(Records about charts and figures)
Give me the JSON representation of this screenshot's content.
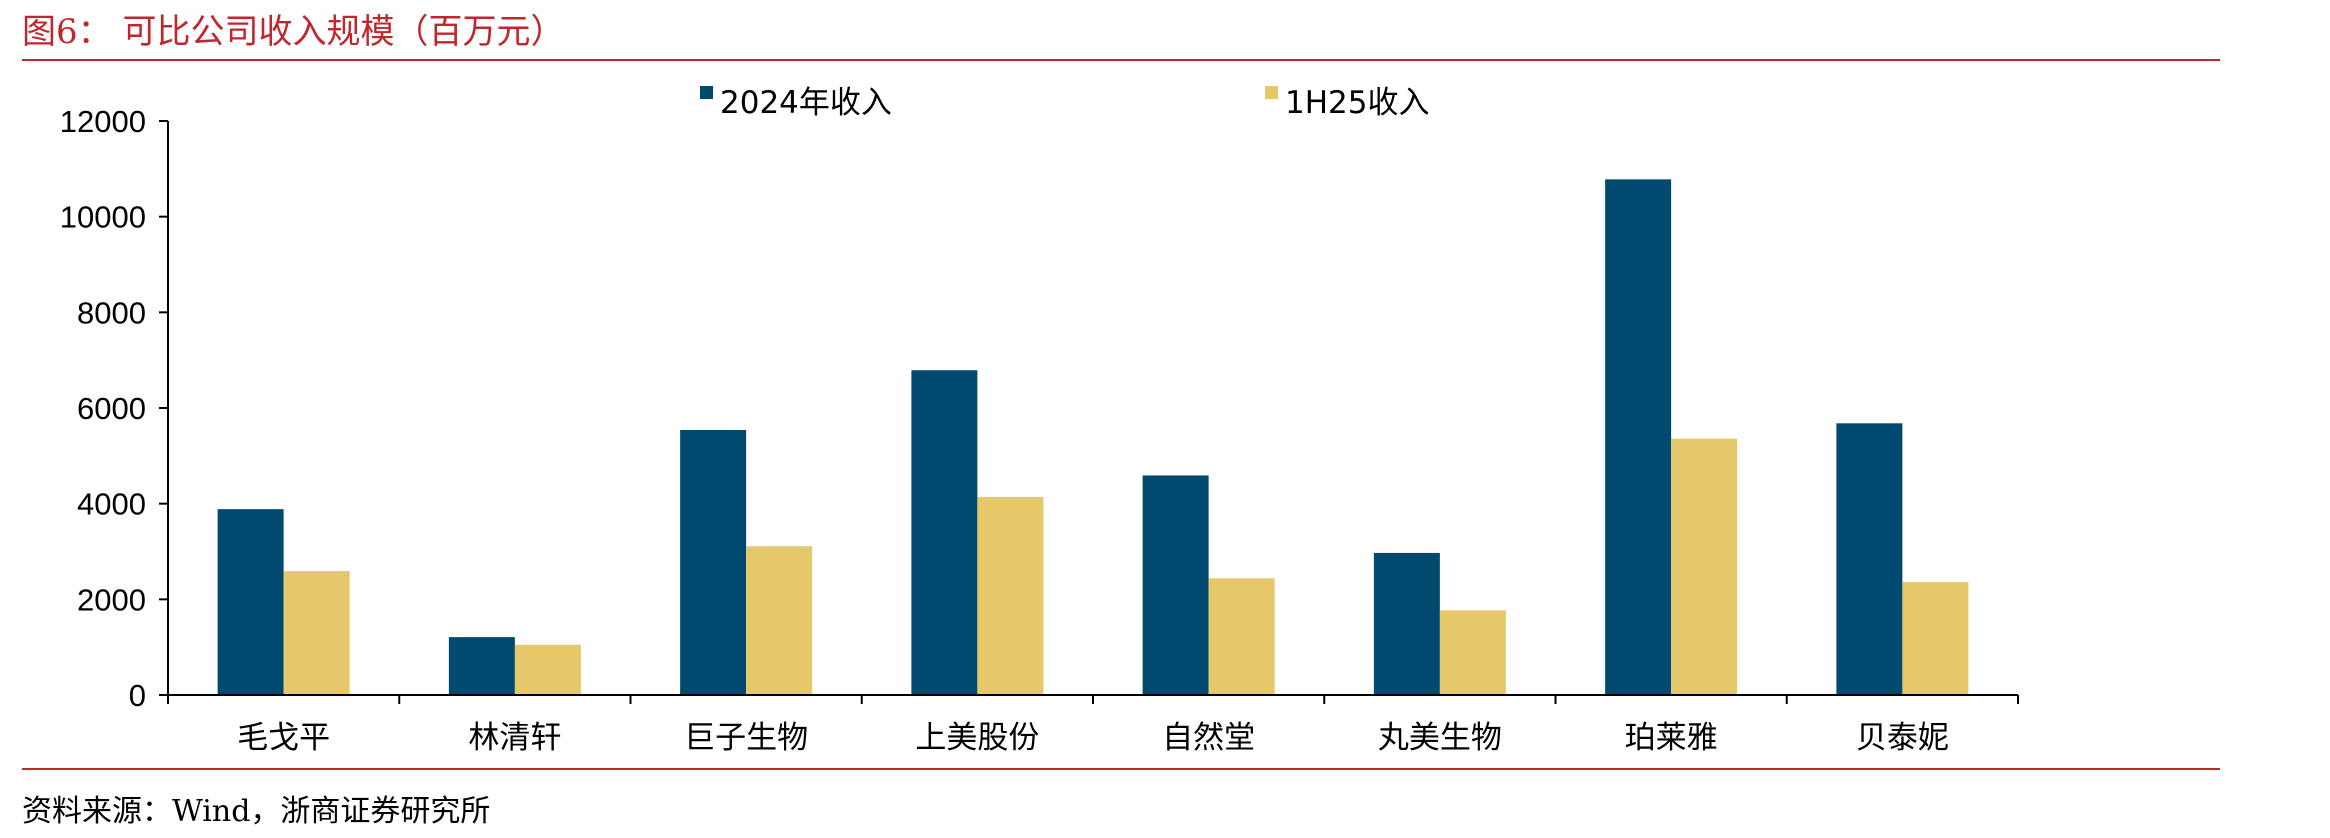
{
  "figure": {
    "title": "图6：  可比公司收入规模（百万元）",
    "source": "资料来源：Wind，浙商证券研究所"
  },
  "chart_data": {
    "type": "bar",
    "categories": [
      "毛戈平",
      "林清轩",
      "巨子生物",
      "上美股份",
      "自然堂",
      "丸美生物",
      "珀莱雅",
      "贝泰妮"
    ],
    "series": [
      {
        "name": "2024年收入",
        "color": "#004a70",
        "values": [
          3885,
          1210,
          5540,
          6790,
          4590,
          2970,
          10780,
          5680
        ]
      },
      {
        "name": "1H25收入",
        "color": "#e5c86a",
        "values": [
          2590,
          1050,
          3110,
          4140,
          2440,
          1770,
          5360,
          2360
        ]
      }
    ],
    "yticks": [
      0,
      2000,
      4000,
      6000,
      8000,
      10000,
      12000
    ],
    "ylim": [
      0,
      12000
    ],
    "legend_position": "top",
    "grid": false
  }
}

_PROBLEM STATEMENT_
Copy the whole listing above word for word but do not carry over the pictures.

_PROBLEM SOLUTION_
Give me the JSON representation of this screenshot's content.
{
  "figure": {
    "title": "图6：  可比公司收入规模（百万元）",
    "source": "资料来源：Wind，浙商证券研究所"
  },
  "chart_data": {
    "type": "bar",
    "categories": [
      "毛戈平",
      "林清轩",
      "巨子生物",
      "上美股份",
      "自然堂",
      "丸美生物",
      "珀莱雅",
      "贝泰妮"
    ],
    "series": [
      {
        "name": "2024年收入",
        "color": "#004a70",
        "values": [
          3885,
          1210,
          5540,
          6790,
          4590,
          2970,
          10780,
          5680
        ]
      },
      {
        "name": "1H25收入",
        "color": "#e5c86a",
        "values": [
          2590,
          1050,
          3110,
          4140,
          2440,
          1770,
          5360,
          2360
        ]
      }
    ],
    "yticks": [
      0,
      2000,
      4000,
      6000,
      8000,
      10000,
      12000
    ],
    "ylim": [
      0,
      12000
    ],
    "legend_position": "top",
    "grid": false
  }
}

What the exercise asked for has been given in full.